**Given exercise**:
Show all lines that include the string "system"; copy each one.

**Records provided**:
● ● ● ● ● ● ●
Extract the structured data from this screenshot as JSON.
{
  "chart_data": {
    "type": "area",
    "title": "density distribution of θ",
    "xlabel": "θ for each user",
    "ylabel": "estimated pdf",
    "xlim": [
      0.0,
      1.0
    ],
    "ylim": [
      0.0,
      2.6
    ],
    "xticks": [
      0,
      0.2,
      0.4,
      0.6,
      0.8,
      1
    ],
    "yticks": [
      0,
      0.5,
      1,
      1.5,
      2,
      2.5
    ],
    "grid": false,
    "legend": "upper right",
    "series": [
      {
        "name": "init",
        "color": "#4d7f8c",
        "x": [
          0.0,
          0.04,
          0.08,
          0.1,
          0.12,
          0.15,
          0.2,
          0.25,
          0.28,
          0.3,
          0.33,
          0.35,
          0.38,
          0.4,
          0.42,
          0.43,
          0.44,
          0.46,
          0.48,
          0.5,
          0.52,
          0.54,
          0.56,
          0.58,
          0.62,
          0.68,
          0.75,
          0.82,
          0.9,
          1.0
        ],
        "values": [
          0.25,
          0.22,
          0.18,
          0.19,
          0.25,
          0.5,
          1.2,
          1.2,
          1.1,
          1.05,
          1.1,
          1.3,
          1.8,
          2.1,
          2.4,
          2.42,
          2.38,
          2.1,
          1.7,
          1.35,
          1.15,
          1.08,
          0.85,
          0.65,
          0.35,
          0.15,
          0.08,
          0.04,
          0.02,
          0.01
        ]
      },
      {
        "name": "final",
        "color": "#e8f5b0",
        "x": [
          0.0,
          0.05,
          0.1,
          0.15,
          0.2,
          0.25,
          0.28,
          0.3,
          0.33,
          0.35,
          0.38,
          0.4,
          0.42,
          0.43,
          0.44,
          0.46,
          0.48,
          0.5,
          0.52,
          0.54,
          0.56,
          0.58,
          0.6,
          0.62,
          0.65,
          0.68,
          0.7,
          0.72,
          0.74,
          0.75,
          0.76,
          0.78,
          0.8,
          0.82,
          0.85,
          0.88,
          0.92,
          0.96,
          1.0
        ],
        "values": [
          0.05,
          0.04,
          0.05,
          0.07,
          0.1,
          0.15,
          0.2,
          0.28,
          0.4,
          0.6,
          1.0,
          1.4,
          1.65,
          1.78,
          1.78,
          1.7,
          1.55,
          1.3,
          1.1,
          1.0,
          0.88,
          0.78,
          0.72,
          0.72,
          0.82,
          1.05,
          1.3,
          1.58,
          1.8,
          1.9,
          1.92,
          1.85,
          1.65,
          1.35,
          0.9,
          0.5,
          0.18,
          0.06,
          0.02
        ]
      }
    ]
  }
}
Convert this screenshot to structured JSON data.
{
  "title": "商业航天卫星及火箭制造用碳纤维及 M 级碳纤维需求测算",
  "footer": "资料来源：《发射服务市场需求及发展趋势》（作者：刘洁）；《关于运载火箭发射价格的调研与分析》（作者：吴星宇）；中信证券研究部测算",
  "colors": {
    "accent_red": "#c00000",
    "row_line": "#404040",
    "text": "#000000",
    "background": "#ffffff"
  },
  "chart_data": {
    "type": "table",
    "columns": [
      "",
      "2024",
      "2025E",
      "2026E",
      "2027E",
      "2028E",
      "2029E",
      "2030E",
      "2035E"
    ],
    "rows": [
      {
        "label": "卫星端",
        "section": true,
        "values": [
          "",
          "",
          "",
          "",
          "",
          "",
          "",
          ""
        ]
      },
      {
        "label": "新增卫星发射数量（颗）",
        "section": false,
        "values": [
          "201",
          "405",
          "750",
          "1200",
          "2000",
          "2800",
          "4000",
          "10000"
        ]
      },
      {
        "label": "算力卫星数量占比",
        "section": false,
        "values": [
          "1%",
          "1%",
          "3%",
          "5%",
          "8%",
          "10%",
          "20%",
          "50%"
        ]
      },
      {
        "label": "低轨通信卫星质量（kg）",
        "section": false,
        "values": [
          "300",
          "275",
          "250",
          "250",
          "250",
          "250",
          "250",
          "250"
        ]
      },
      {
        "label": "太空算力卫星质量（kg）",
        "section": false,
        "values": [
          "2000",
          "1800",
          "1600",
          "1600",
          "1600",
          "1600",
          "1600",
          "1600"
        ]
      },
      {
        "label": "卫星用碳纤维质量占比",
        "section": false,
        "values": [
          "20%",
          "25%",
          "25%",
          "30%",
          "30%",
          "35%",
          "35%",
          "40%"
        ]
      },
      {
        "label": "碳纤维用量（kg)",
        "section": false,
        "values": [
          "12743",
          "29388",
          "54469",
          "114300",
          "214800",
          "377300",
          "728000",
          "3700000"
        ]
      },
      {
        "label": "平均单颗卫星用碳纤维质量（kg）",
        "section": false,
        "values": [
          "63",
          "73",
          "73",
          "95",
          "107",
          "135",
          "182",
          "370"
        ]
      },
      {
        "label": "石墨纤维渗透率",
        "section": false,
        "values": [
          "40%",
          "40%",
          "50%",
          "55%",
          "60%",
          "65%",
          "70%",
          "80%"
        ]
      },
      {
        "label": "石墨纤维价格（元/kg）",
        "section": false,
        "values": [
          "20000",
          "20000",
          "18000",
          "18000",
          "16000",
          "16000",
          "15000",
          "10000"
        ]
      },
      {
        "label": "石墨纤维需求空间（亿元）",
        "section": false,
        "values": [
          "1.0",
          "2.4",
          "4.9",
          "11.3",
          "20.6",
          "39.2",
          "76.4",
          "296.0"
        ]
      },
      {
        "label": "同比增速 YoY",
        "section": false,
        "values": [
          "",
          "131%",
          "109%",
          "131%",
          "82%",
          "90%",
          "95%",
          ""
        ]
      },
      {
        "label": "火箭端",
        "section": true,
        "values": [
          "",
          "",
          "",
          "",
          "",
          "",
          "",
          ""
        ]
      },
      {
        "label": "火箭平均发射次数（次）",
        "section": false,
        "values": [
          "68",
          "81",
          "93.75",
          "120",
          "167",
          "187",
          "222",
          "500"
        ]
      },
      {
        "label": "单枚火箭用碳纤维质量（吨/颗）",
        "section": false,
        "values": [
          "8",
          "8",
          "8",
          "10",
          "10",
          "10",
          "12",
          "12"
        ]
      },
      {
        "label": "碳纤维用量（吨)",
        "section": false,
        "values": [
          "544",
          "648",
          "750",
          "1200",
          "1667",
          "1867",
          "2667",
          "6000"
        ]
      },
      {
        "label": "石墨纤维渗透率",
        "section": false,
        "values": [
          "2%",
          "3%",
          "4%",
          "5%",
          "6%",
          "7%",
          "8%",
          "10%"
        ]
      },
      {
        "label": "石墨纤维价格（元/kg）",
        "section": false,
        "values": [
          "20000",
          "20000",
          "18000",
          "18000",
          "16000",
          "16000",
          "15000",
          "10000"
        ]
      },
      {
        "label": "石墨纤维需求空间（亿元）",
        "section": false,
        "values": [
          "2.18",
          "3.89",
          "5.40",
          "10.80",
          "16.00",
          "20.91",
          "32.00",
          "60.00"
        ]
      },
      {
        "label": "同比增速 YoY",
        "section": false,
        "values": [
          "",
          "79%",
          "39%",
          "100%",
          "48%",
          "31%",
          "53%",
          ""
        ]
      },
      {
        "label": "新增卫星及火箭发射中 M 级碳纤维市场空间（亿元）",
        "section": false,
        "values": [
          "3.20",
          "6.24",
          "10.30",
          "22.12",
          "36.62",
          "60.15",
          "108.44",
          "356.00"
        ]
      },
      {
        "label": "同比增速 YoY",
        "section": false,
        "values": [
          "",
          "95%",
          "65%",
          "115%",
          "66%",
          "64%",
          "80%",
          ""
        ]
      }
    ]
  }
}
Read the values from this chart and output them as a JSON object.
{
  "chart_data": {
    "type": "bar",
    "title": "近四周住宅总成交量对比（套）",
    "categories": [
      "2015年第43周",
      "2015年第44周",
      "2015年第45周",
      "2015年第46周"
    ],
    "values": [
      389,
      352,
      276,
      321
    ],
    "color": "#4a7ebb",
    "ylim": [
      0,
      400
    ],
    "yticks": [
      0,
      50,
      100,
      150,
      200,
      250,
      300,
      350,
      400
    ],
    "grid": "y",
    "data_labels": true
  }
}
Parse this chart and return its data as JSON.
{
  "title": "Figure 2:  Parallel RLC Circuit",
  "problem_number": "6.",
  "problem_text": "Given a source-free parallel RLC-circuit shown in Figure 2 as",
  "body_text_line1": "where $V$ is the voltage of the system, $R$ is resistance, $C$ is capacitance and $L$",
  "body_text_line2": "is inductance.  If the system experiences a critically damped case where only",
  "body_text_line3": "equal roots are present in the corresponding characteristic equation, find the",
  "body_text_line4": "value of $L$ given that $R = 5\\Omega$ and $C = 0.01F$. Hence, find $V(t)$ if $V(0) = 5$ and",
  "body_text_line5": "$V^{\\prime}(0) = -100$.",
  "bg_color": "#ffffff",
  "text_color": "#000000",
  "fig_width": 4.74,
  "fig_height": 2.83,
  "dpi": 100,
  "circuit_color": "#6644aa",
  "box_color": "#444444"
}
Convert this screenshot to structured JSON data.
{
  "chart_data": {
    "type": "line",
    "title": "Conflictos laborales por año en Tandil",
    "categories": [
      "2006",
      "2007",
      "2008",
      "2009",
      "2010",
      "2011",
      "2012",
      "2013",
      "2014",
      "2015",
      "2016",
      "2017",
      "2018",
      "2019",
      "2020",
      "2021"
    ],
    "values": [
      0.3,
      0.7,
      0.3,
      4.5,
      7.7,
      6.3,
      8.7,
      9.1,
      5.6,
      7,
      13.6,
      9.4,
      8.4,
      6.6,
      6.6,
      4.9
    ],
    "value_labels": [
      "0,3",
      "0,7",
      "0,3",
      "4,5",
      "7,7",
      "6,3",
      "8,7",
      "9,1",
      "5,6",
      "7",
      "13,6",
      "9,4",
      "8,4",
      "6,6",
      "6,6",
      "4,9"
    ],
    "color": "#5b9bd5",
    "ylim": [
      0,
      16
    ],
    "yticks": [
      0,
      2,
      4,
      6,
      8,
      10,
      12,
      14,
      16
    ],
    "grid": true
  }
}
● ● ● ● ● ● ●
**Task result**:
  "body_text_line1": "where $V$ is the voltage of the system, $R$ is resistance, $C$ is capacitance and $L$",
  "body_text_line2": "is inductance.  If the system experiences a critically damped case where only",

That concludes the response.